**Exercise:** Transcribe all the entries word for word, skipping the pictures.
##############################
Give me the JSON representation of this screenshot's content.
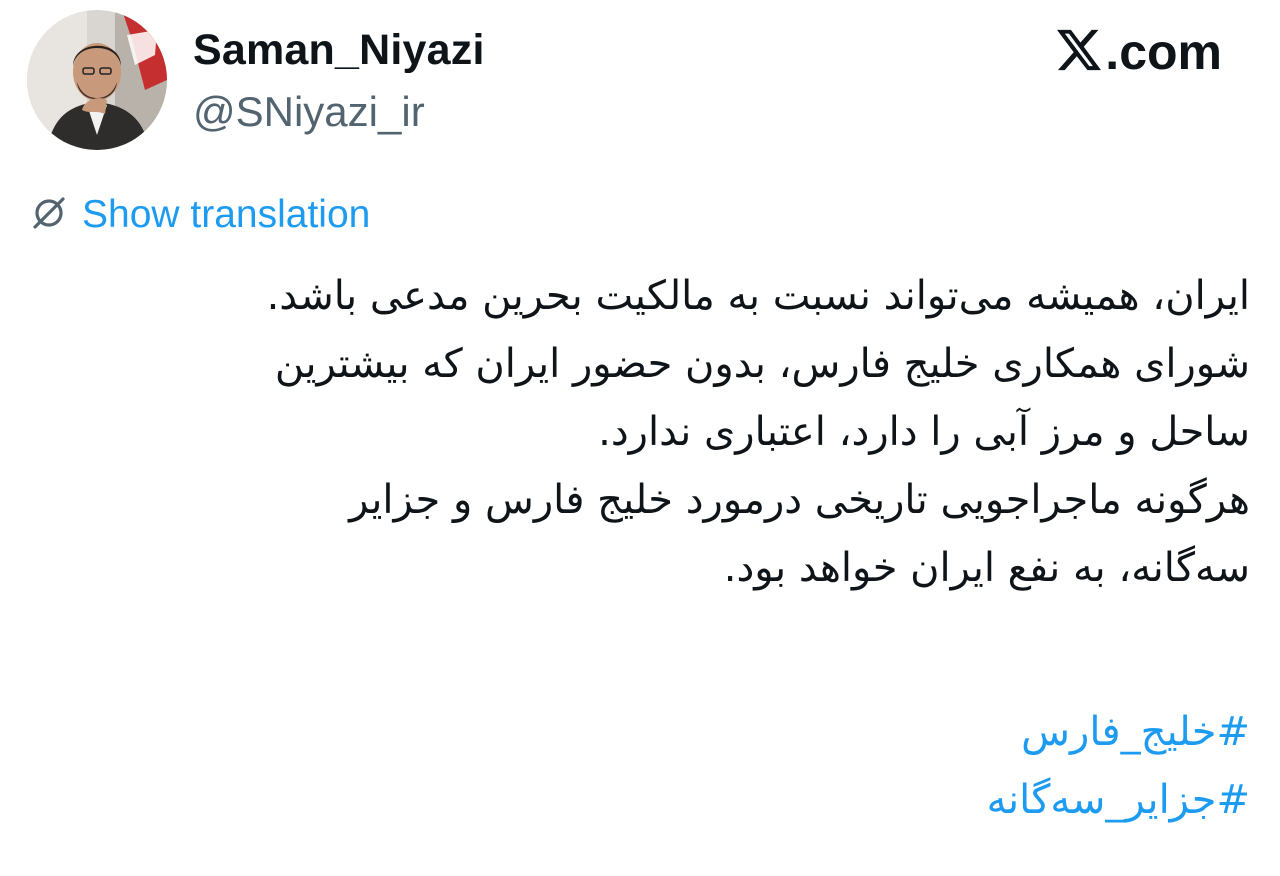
{
  "author": {
    "display_name": "Saman_Niyazi",
    "handle": "@SNiyazi_ir",
    "avatar_icon": "profile-photo"
  },
  "brand": {
    "text": ".com",
    "icon": "x-logo-icon"
  },
  "translation": {
    "label": "Show translation",
    "icon": "globe-slash-icon",
    "color": "#1d9bf0"
  },
  "tweet": {
    "lines": [
      "ایران، همیشه می‌تواند نسبت به مالکیت بحرین مدعی باشد.",
      "شورای همکاری خلیج فارس، بدون حضور ایران که بیشترین",
      "ساحل و مرز آبی را دارد، اعتباری ندارد.",
      "هرگونه ماجراجویی تاریخی درمورد خلیج فارس و جزایر",
      "سه‌گانه، به نفع ایران خواهد بود."
    ],
    "hashtags": [
      "#خلیج_فارس",
      "#جزایر_سه‌گانه"
    ]
  },
  "colors": {
    "text": "#0f1419",
    "secondary": "#536471",
    "link": "#1d9bf0"
  }
}
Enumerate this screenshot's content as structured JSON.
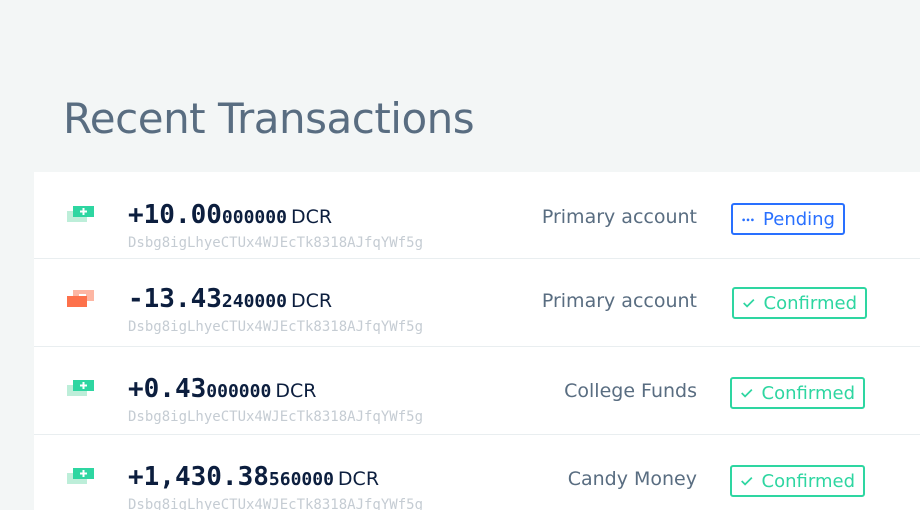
{
  "page": {
    "title": "Recent Transactions"
  },
  "colors": {
    "background": "#f3f6f6",
    "title": "#596d81",
    "amount": "#0c1e3e",
    "address": "#c5ccd3",
    "received_icon": "#2ed6a1",
    "sent_icon": "#fd714b",
    "pending": "#2970ff",
    "confirmed": "#2ed6a1"
  },
  "transactions": [
    {
      "direction": "received",
      "icon": "received-icon",
      "amount_main": "+10.00",
      "amount_tail": "000000",
      "unit": "DCR",
      "address": "Dsbg8igLhyeCTUx4WJEcTk8318AJfqYWf5g",
      "account": "Primary account",
      "status": "Pending",
      "status_icon": "ellipsis-icon"
    },
    {
      "direction": "sent",
      "icon": "sent-icon",
      "amount_main": "-13.43",
      "amount_tail": "240000",
      "unit": "DCR",
      "address": "Dsbg8igLhyeCTUx4WJEcTk8318AJfqYWf5g",
      "account": "Primary account",
      "status": "Confirmed",
      "status_icon": "checkmark-icon"
    },
    {
      "direction": "received",
      "icon": "received-icon",
      "amount_main": "+0.43",
      "amount_tail": "000000",
      "unit": "DCR",
      "address": "Dsbg8igLhyeCTUx4WJEcTk8318AJfqYWf5g",
      "account": "College Funds",
      "status": "Confirmed",
      "status_icon": "checkmark-icon"
    },
    {
      "direction": "received",
      "icon": "received-icon",
      "amount_main": "+1,430.38",
      "amount_tail": "560000",
      "unit": "DCR",
      "address": "Dsbg8igLhyeCTUx4WJEcTk8318AJfqYWf5g",
      "account": "Candy Money",
      "status": "Confirmed",
      "status_icon": "checkmark-icon"
    }
  ]
}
##############################
**Solved exercise:**
Give me the JSON representation of this screenshot's content.
{
  "author": {
    "display_name": "Saman_Niyazi",
    "handle": "@SNiyazi_ir",
    "avatar_icon": "profile-photo"
  },
  "brand": {
    "text": ".com",
    "icon": "x-logo-icon"
  },
  "translation": {
    "label": "Show translation",
    "icon": "globe-slash-icon",
    "color": "#1d9bf0"
  },
  "tweet": {
    "lines": [
      "ایران، همیشه می‌تواند نسبت به مالکیت بحرین مدعی باشد.",
      "شورای همکاری خلیج فارس، بدون حضور ایران که بیشترین",
      "ساحل و مرز آبی را دارد، اعتباری ندارد.",
      "هرگونه ماجراجویی تاریخی درمورد خلیج فارس و جزایر",
      "سه‌گانه، به نفع ایران خواهد بود."
    ],
    "hashtags": [
      "#خلیج_فارس",
      "#جزایر_سه‌گانه"
    ]
  },
  "colors": {
    "text": "#0f1419",
    "secondary": "#536471",
    "link": "#1d9bf0"
  }
}
Enumerate this screenshot's content as structured JSON.
{
  "page": {
    "title": "Recent Transactions"
  },
  "colors": {
    "background": "#f3f6f6",
    "title": "#596d81",
    "amount": "#0c1e3e",
    "address": "#c5ccd3",
    "received_icon": "#2ed6a1",
    "sent_icon": "#fd714b",
    "pending": "#2970ff",
    "confirmed": "#2ed6a1"
  },
  "transactions": [
    {
      "direction": "received",
      "icon": "received-icon",
      "amount_main": "+10.00",
      "amount_tail": "000000",
      "unit": "DCR",
      "address": "Dsbg8igLhyeCTUx4WJEcTk8318AJfqYWf5g",
      "account": "Primary account",
      "status": "Pending",
      "status_icon": "ellipsis-icon"
    },
    {
      "direction": "sent",
      "icon": "sent-icon",
      "amount_main": "-13.43",
      "amount_tail": "240000",
      "unit": "DCR",
      "address": "Dsbg8igLhyeCTUx4WJEcTk8318AJfqYWf5g",
      "account": "Primary account",
      "status": "Confirmed",
      "status_icon": "checkmark-icon"
    },
    {
      "direction": "received",
      "icon": "received-icon",
      "amount_main": "+0.43",
      "amount_tail": "000000",
      "unit": "DCR",
      "address": "Dsbg8igLhyeCTUx4WJEcTk8318AJfqYWf5g",
      "account": "College Funds",
      "status": "Confirmed",
      "status_icon": "checkmark-icon"
    },
    {
      "direction": "received",
      "icon": "received-icon",
      "amount_main": "+1,430.38",
      "amount_tail": "560000",
      "unit": "DCR",
      "address": "Dsbg8igLhyeCTUx4WJEcTk8318AJfqYWf5g",
      "account": "Candy Money",
      "status": "Confirmed",
      "status_icon": "checkmark-icon"
    }
  ]
}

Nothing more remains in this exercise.